Extracted data entries:
-- BEGIN --
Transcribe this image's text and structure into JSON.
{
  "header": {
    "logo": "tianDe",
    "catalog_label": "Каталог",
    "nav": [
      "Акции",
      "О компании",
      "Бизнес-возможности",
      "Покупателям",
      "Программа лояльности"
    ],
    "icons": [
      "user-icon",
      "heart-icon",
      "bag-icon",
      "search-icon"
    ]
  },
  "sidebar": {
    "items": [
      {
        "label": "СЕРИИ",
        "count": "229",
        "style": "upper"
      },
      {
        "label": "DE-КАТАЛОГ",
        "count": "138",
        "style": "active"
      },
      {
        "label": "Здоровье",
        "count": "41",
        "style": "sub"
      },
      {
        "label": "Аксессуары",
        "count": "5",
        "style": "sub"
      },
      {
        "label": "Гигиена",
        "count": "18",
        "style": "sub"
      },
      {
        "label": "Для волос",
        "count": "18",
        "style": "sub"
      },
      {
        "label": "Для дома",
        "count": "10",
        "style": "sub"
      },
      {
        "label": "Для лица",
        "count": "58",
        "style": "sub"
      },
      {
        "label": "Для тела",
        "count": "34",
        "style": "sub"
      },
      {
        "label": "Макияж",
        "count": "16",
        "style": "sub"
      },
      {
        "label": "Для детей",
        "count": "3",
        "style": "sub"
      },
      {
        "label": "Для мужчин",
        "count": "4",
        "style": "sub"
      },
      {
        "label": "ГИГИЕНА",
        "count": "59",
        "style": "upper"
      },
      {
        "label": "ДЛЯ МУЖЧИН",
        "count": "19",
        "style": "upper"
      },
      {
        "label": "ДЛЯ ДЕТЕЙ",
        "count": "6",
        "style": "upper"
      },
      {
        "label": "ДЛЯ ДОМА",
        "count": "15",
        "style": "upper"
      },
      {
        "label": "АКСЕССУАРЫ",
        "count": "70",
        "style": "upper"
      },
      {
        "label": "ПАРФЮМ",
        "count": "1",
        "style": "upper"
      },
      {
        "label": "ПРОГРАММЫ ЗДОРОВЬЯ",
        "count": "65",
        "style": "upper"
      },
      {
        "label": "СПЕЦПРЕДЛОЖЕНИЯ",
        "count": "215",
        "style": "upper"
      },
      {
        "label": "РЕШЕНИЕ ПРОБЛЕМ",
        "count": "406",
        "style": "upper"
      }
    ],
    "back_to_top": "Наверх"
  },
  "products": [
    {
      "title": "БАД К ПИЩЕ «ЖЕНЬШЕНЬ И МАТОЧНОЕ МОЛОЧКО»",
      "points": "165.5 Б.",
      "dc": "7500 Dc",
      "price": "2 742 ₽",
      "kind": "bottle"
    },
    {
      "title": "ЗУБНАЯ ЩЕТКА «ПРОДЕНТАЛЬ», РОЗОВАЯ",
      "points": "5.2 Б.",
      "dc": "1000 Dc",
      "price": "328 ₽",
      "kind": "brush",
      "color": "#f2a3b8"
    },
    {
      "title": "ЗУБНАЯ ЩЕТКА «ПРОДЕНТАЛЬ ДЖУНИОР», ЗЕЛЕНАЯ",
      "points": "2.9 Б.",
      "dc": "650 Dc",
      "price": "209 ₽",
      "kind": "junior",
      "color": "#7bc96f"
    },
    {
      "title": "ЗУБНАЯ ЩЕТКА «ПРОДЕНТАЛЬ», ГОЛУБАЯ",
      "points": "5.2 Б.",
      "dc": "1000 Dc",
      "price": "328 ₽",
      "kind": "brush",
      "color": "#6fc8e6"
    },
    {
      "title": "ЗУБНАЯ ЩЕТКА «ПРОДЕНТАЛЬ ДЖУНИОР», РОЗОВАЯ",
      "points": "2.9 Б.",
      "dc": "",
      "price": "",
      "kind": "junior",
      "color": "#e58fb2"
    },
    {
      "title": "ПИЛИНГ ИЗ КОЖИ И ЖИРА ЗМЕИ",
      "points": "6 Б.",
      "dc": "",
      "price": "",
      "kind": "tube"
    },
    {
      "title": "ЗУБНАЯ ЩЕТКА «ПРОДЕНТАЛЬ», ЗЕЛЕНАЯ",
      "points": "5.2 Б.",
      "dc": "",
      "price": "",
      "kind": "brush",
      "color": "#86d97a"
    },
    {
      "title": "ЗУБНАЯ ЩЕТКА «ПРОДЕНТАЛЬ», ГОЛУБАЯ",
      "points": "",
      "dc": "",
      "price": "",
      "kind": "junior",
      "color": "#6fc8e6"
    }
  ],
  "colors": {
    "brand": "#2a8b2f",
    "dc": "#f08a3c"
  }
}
-- END --
Short task:
Retype all of the material, keeping each line exact.

Result for this exercise:
Transcribe this image's text and structure into JSON.
{
  "header": {
    "logo": "tianDe",
    "catalog_label": "Каталог",
    "nav": [
      "Акции",
      "О компании",
      "Бизнес-возможности",
      "Покупателям",
      "Программа лояльности"
    ],
    "icons": [
      "user-icon",
      "heart-icon",
      "bag-icon",
      "search-icon"
    ]
  },
  "sidebar": {
    "items": [
      {
        "label": "СЕРИИ",
        "count": "229",
        "style": "upper"
      },
      {
        "label": "DE-КАТАЛОГ",
        "count": "138",
        "style": "active"
      },
      {
        "label": "Здоровье",
        "count": "41",
        "style": "sub"
      },
      {
        "label": "Аксессуары",
        "count": "5",
        "style": "sub"
      },
      {
        "label": "Гигиена",
        "count": "18",
        "style": "sub"
      },
      {
        "label": "Для волос",
        "count": "18",
        "style": "sub"
      },
      {
        "label": "Для дома",
        "count": "10",
        "style": "sub"
      },
      {
        "label": "Для лица",
        "count": "58",
        "style": "sub"
      },
      {
        "label": "Для тела",
        "count": "34",
        "style": "sub"
      },
      {
        "label": "Макияж",
        "count": "16",
        "style": "sub"
      },
      {
        "label": "Для детей",
        "count": "3",
        "style": "sub"
      },
      {
        "label": "Для мужчин",
        "count": "4",
        "style": "sub"
      },
      {
        "label": "ГИГИЕНА",
        "count": "59",
        "style": "upper"
      },
      {
        "label": "ДЛЯ МУЖЧИН",
        "count": "19",
        "style": "upper"
      },
      {
        "label": "ДЛЯ ДЕТЕЙ",
        "count": "6",
        "style": "upper"
      },
      {
        "label": "ДЛЯ ДОМА",
        "count": "15",
        "style": "upper"
      },
      {
        "label": "АКСЕССУАРЫ",
        "count": "70",
        "style": "upper"
      },
      {
        "label": "ПАРФЮМ",
        "count": "1",
        "style": "upper"
      },
      {
        "label": "ПРОГРАММЫ ЗДОРОВЬЯ",
        "count": "65",
        "style": "upper"
      },
      {
        "label": "СПЕЦПРЕДЛОЖЕНИЯ",
        "count": "215",
        "style": "upper"
      },
      {
        "label": "РЕШЕНИЕ ПРОБЛЕМ",
        "count": "406",
        "style": "upper"
      }
    ],
    "back_to_top": "Наверх"
  },
  "products": [
    {
      "title": "БАД К ПИЩЕ «ЖЕНЬШЕНЬ И МАТОЧНОЕ МОЛОЧКО»",
      "points": "165.5 Б.",
      "dc": "7500 Dc",
      "price": "2 742 ₽",
      "kind": "bottle"
    },
    {
      "title": "ЗУБНАЯ ЩЕТКА «ПРОДЕНТАЛЬ», РОЗОВАЯ",
      "points": "5.2 Б.",
      "dc": "1000 Dc",
      "price": "328 ₽",
      "kind": "brush",
      "color": "#f2a3b8"
    },
    {
      "title": "ЗУБНАЯ ЩЕТКА «ПРОДЕНТАЛЬ ДЖУНИОР», ЗЕЛЕНАЯ",
      "points": "2.9 Б.",
      "dc": "650 Dc",
      "price": "209 ₽",
      "kind": "junior",
      "color": "#7bc96f"
    },
    {
      "title": "ЗУБНАЯ ЩЕТКА «ПРОДЕНТАЛЬ», ГОЛУБАЯ",
      "points": "5.2 Б.",
      "dc": "1000 Dc",
      "price": "328 ₽",
      "kind": "brush",
      "color": "#6fc8e6"
    },
    {
      "title": "ЗУБНАЯ ЩЕТКА «ПРОДЕНТАЛЬ ДЖУНИОР», РОЗОВАЯ",
      "points": "2.9 Б.",
      "dc": "",
      "price": "",
      "kind": "junior",
      "color": "#e58fb2"
    },
    {
      "title": "ПИЛИНГ ИЗ КОЖИ И ЖИРА ЗМЕИ",
      "points": "6 Б.",
      "dc": "",
      "price": "",
      "kind": "tube"
    },
    {
      "title": "ЗУБНАЯ ЩЕТКА «ПРОДЕНТАЛЬ», ЗЕЛЕНАЯ",
      "points": "5.2 Б.",
      "dc": "",
      "price": "",
      "kind": "brush",
      "color": "#86d97a"
    },
    {
      "title": "ЗУБНАЯ ЩЕТКА «ПРОДЕНТАЛЬ», ГОЛУБАЯ",
      "points": "",
      "dc": "",
      "price": "",
      "kind": "junior",
      "color": "#6fc8e6"
    }
  ],
  "colors": {
    "brand": "#2a8b2f",
    "dc": "#f08a3c"
  }
}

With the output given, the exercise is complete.